____ Dataset records

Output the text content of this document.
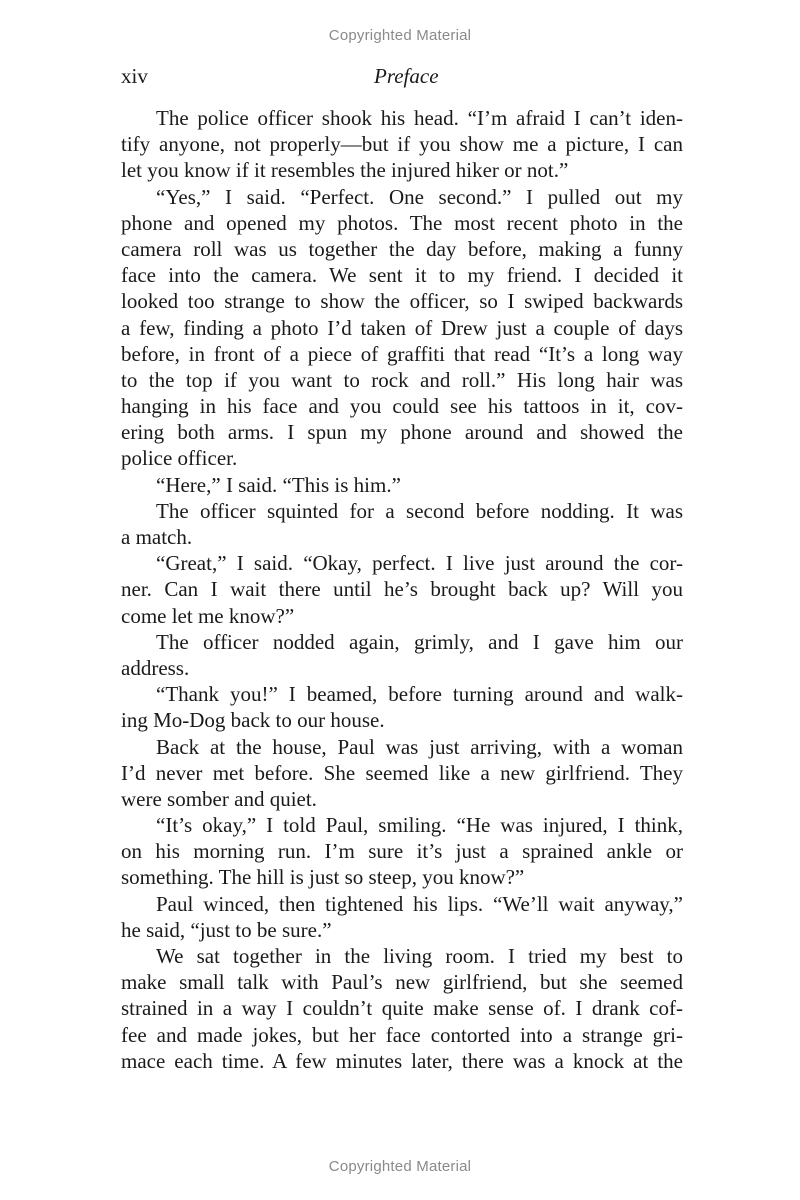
Copyrighted Material
xiv	Preface
The police officer shook his head. “I’m afraid I can’t iden-
tify anyone, not properly—but if you show me a picture, I can
let you know if it resembles the injured hiker or not.”
“Yes,” I said. “Perfect. One second.” I pulled out my
phone and opened my photos. The most recent photo in the
camera roll was us together the day before, making a funny
face into the camera. We sent it to my friend. I decided it
looked too strange to show the officer, so I swiped backwards
a few, finding a photo I’d taken of Drew just a couple of days
before, in front of a piece of graffiti that read “It’s a long way
to the top if you want to rock and roll.” His long hair was
hanging in his face and you could see his tattoos in it, cov-
ering both arms. I spun my phone around and showed the
police officer.
“Here,” I said. “This is him.”
The officer squinted for a second before nodding. It was
a match.
“Great,” I said. “Okay, perfect. I live just around the cor-
ner. Can I wait there until he’s brought back up? Will you
come let me know?”
The officer nodded again, grimly, and I gave him our
address.
“Thank you!” I beamed, before turning around and walk-
ing Mo-Dog back to our house.
Back at the house, Paul was just arriving, with a woman
I’d never met before. She seemed like a new girlfriend. They
were somber and quiet.
“It’s okay,” I told Paul, smiling. “He was injured, I think,
on his morning run. I’m sure it’s just a sprained ankle or
something. The hill is just so steep, you know?”
Paul winced, then tightened his lips. “We’ll wait anyway,”
he said, “just to be sure.”
We sat together in the living room. I tried my best to
make small talk with Paul’s new girlfriend, but she seemed
strained in a way I couldn’t quite make sense of. I drank cof-
fee and made jokes, but her face contorted into a strange gri-
mace each time. A few minutes later, there was a knock at the
Copyrighted Material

________

Aim of the task:
Make a verbatim copy of all the entries and strip out the pictures.

Task solution:
Output the text content of this document.
Copyrighted Material
xiv	Preface
The police officer shook his head. “I’m afraid I can’t iden-
tify anyone, not properly—but if you show me a picture, I can
let you know if it resembles the injured hiker or not.”
“Yes,” I said. “Perfect. One second.” I pulled out my
phone and opened my photos. The most recent photo in the
camera roll was us together the day before, making a funny
face into the camera. We sent it to my friend. I decided it
looked too strange to show the officer, so I swiped backwards
a few, finding a photo I’d taken of Drew just a couple of days
before, in front of a piece of graffiti that read “It’s a long way
to the top if you want to rock and roll.” His long hair was
hanging in his face and you could see his tattoos in it, cov-
ering both arms. I spun my phone around and showed the
police officer.
“Here,” I said. “This is him.”
The officer squinted for a second before nodding. It was
a match.
“Great,” I said. “Okay, perfect. I live just around the cor-
ner. Can I wait there until he’s brought back up? Will you
come let me know?”
The officer nodded again, grimly, and I gave him our
address.
“Thank you!” I beamed, before turning around and walk-
ing Mo-Dog back to our house.
Back at the house, Paul was just arriving, with a woman
I’d never met before. She seemed like a new girlfriend. They
were somber and quiet.
“It’s okay,” I told Paul, smiling. “He was injured, I think,
on his morning run. I’m sure it’s just a sprained ankle or
something. The hill is just so steep, you know?”
Paul winced, then tightened his lips. “We’ll wait anyway,”
he said, “just to be sure.”
We sat together in the living room. I tried my best to
make small talk with Paul’s new girlfriend, but she seemed
strained in a way I couldn’t quite make sense of. I drank cof-
fee and made jokes, but her face contorted into a strange gri-
mace each time. A few minutes later, there was a knock at the
Copyrighted Material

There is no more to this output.